Gather, from the listing beneath this task, every line holding the string "карету".
Begin
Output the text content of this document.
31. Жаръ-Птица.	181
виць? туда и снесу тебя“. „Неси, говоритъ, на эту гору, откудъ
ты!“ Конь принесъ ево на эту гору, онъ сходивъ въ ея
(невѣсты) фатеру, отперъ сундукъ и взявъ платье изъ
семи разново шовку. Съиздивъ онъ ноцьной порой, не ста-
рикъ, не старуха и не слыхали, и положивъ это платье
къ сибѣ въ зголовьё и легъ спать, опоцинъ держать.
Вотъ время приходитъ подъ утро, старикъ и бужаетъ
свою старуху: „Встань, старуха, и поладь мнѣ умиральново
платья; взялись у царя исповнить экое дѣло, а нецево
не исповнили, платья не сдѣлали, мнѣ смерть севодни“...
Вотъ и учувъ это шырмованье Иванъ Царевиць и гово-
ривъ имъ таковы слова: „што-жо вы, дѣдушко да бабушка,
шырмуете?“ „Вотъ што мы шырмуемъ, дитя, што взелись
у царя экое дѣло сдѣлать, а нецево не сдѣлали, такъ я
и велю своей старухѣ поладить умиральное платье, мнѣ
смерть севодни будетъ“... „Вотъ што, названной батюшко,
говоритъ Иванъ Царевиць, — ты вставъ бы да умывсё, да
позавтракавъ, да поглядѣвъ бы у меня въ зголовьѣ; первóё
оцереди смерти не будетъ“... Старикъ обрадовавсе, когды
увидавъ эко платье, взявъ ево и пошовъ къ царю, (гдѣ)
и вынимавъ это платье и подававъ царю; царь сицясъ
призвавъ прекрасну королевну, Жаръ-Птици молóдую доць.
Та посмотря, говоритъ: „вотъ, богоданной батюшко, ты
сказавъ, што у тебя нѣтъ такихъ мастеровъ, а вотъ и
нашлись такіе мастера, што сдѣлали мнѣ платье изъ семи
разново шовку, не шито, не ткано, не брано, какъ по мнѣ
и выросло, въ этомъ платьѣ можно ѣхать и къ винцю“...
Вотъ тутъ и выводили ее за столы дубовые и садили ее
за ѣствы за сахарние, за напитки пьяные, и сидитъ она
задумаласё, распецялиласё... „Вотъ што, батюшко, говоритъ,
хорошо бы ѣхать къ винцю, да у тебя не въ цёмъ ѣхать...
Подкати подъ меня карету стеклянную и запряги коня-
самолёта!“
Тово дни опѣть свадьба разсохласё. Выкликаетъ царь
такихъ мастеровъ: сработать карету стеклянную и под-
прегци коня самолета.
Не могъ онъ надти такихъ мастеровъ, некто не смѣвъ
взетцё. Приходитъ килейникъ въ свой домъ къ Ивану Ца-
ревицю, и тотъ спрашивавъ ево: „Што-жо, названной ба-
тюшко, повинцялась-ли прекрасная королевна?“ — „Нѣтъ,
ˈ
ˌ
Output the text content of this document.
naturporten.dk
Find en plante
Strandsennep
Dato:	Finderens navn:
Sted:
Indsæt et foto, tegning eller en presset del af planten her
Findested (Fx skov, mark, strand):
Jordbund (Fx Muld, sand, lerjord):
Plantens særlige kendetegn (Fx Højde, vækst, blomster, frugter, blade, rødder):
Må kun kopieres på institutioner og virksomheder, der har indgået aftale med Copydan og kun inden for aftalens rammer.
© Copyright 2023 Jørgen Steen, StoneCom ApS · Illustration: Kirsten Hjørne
End
TASK SOLUTION:
Подкати подъ меня карету стеклянную и запряги коня-
такихъ мастеровъ: сработать карету стеклянную и под-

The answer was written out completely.